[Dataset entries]

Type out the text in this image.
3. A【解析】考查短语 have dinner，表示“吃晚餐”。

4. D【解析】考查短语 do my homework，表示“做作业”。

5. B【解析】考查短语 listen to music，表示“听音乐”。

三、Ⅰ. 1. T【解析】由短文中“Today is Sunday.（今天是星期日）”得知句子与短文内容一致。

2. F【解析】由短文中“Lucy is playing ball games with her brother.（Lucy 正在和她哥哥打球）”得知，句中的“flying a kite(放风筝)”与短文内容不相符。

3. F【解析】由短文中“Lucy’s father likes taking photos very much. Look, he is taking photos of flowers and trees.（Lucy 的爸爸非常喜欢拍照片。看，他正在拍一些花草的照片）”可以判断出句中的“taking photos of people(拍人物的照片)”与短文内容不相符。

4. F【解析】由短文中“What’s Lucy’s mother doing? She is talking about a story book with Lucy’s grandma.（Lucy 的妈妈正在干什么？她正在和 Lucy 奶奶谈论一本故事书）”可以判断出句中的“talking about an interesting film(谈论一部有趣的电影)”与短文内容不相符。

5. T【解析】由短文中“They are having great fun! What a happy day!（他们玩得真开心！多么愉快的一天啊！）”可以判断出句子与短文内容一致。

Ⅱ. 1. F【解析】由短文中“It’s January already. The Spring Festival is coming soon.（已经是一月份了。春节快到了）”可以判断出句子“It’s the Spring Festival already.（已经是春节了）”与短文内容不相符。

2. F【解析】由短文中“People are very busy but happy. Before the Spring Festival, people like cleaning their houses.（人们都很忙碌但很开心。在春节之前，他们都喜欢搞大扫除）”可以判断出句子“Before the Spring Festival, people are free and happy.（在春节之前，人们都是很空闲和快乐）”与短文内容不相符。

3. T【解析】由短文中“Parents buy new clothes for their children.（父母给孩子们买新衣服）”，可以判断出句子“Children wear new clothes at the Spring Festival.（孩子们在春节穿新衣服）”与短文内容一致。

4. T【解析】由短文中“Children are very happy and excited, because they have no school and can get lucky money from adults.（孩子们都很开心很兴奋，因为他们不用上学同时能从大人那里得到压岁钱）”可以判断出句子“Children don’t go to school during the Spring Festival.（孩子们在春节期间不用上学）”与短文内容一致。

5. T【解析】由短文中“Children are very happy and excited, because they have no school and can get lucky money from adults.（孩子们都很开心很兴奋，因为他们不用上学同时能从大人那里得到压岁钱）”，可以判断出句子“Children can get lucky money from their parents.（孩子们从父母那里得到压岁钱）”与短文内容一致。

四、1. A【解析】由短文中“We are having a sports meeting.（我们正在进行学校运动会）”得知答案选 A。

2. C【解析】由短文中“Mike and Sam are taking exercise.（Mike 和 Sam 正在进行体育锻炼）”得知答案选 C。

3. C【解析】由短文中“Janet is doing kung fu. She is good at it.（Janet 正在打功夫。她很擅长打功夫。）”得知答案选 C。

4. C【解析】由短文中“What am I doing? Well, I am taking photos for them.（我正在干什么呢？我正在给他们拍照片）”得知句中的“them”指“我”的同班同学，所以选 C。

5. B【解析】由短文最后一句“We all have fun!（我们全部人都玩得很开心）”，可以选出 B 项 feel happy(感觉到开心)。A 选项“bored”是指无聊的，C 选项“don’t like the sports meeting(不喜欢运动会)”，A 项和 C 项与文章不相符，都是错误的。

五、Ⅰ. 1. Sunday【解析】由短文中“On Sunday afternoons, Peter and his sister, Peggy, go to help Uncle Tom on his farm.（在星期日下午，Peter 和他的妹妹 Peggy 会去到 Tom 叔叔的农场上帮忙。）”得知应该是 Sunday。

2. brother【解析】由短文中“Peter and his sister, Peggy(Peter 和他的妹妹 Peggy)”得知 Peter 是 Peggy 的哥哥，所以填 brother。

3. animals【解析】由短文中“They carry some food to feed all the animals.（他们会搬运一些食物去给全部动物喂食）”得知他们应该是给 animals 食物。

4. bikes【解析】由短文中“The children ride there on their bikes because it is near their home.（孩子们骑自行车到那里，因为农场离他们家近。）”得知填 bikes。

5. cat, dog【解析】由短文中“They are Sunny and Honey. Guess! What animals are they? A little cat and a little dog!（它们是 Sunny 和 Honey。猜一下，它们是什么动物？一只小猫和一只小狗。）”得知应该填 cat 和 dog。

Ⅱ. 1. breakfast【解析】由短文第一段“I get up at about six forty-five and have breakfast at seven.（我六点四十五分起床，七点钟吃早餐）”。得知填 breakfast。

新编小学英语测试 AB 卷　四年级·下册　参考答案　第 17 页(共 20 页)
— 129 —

**STATED GOAL**: Transcribe the full listing above without leaving anything out.

**ANSWER TO THE EXERCISE**:
Type out the text in this image.
3. A【解析】考查短语 have dinner，表示“吃晚餐”。

4. D【解析】考查短语 do my homework，表示“做作业”。

5. B【解析】考查短语 listen to music，表示“听音乐”。

三、Ⅰ. 1. T【解析】由短文中“Today is Sunday.（今天是星期日）”得知句子与短文内容一致。

2. F【解析】由短文中“Lucy is playing ball games with her brother.（Lucy 正在和她哥哥打球）”得知，句中的“flying a kite(放风筝)”与短文内容不相符。

3. F【解析】由短文中“Lucy’s father likes taking photos very much. Look, he is taking photos of flowers and trees.（Lucy 的爸爸非常喜欢拍照片。看，他正在拍一些花草的照片）”可以判断出句中的“taking photos of people(拍人物的照片)”与短文内容不相符。

4. F【解析】由短文中“What’s Lucy’s mother doing? She is talking about a story book with Lucy’s grandma.（Lucy 的妈妈正在干什么？她正在和 Lucy 奶奶谈论一本故事书）”可以判断出句中的“talking about an interesting film(谈论一部有趣的电影)”与短文内容不相符。

5. T【解析】由短文中“They are having great fun! What a happy day!（他们玩得真开心！多么愉快的一天啊！）”可以判断出句子与短文内容一致。

Ⅱ. 1. F【解析】由短文中“It’s January already. The Spring Festival is coming soon.（已经是一月份了。春节快到了）”可以判断出句子“It’s the Spring Festival already.（已经是春节了）”与短文内容不相符。

2. F【解析】由短文中“People are very busy but happy. Before the Spring Festival, people like cleaning their houses.（人们都很忙碌但很开心。在春节之前，他们都喜欢搞大扫除）”可以判断出句子“Before the Spring Festival, people are free and happy.（在春节之前，人们都是很空闲和快乐）”与短文内容不相符。

3. T【解析】由短文中“Parents buy new clothes for their children.（父母给孩子们买新衣服）”，可以判断出句子“Children wear new clothes at the Spring Festival.（孩子们在春节穿新衣服）”与短文内容一致。

4. T【解析】由短文中“Children are very happy and excited, because they have no school and can get lucky money from adults.（孩子们都很开心很兴奋，因为他们不用上学同时能从大人那里得到压岁钱）”可以判断出句子“Children don’t go to school during the Spring Festival.（孩子们在春节期间不用上学）”与短文内容一致。

5. T【解析】由短文中“Children are very happy and excited, because they have no school and can get lucky money from adults.（孩子们都很开心很兴奋，因为他们不用上学同时能从大人那里得到压岁钱）”，可以判断出句子“Children can get lucky money from their parents.（孩子们从父母那里得到压岁钱）”与短文内容一致。

四、1. A【解析】由短文中“We are having a sports meeting.（我们正在进行学校运动会）”得知答案选 A。

2. C【解析】由短文中“Mike and Sam are taking exercise.（Mike 和 Sam 正在进行体育锻炼）”得知答案选 C。

3. C【解析】由短文中“Janet is doing kung fu. She is good at it.（Janet 正在打功夫。她很擅长打功夫。）”得知答案选 C。

4. C【解析】由短文中“What am I doing? Well, I am taking photos for them.（我正在干什么呢？我正在给他们拍照片）”得知句中的“them”指“我”的同班同学，所以选 C。

5. B【解析】由短文最后一句“We all have fun!（我们全部人都玩得很开心）”，可以选出 B 项 feel happy(感觉到开心)。A 选项“bored”是指无聊的，C 选项“don’t like the sports meeting(不喜欢运动会)”，A 项和 C 项与文章不相符，都是错误的。

五、Ⅰ. 1. Sunday【解析】由短文中“On Sunday afternoons, Peter and his sister, Peggy, go to help Uncle Tom on his farm.（在星期日下午，Peter 和他的妹妹 Peggy 会去到 Tom 叔叔的农场上帮忙。）”得知应该是 Sunday。

2. brother【解析】由短文中“Peter and his sister, Peggy(Peter 和他的妹妹 Peggy)”得知 Peter 是 Peggy 的哥哥，所以填 brother。

3. animals【解析】由短文中“They carry some food to feed all the animals.（他们会搬运一些食物去给全部动物喂食）”得知他们应该是给 animals 食物。

4. bikes【解析】由短文中“The children ride there on their bikes because it is near their home.（孩子们骑自行车到那里，因为农场离他们家近。）”得知填 bikes。

5. cat, dog【解析】由短文中“They are Sunny and Honey. Guess! What animals are they? A little cat and a little dog!（它们是 Sunny 和 Honey。猜一下，它们是什么动物？一只小猫和一只小狗。）”得知应该填 cat 和 dog。

Ⅱ. 1. breakfast【解析】由短文第一段“I get up at about six forty-five and have breakfast at seven.（我六点四十五分起床，七点钟吃早餐）”。得知填 breakfast。

新编小学英语测试 AB 卷　四年级·下册　参考答案　第 17 页(共 20 页)
— 129 —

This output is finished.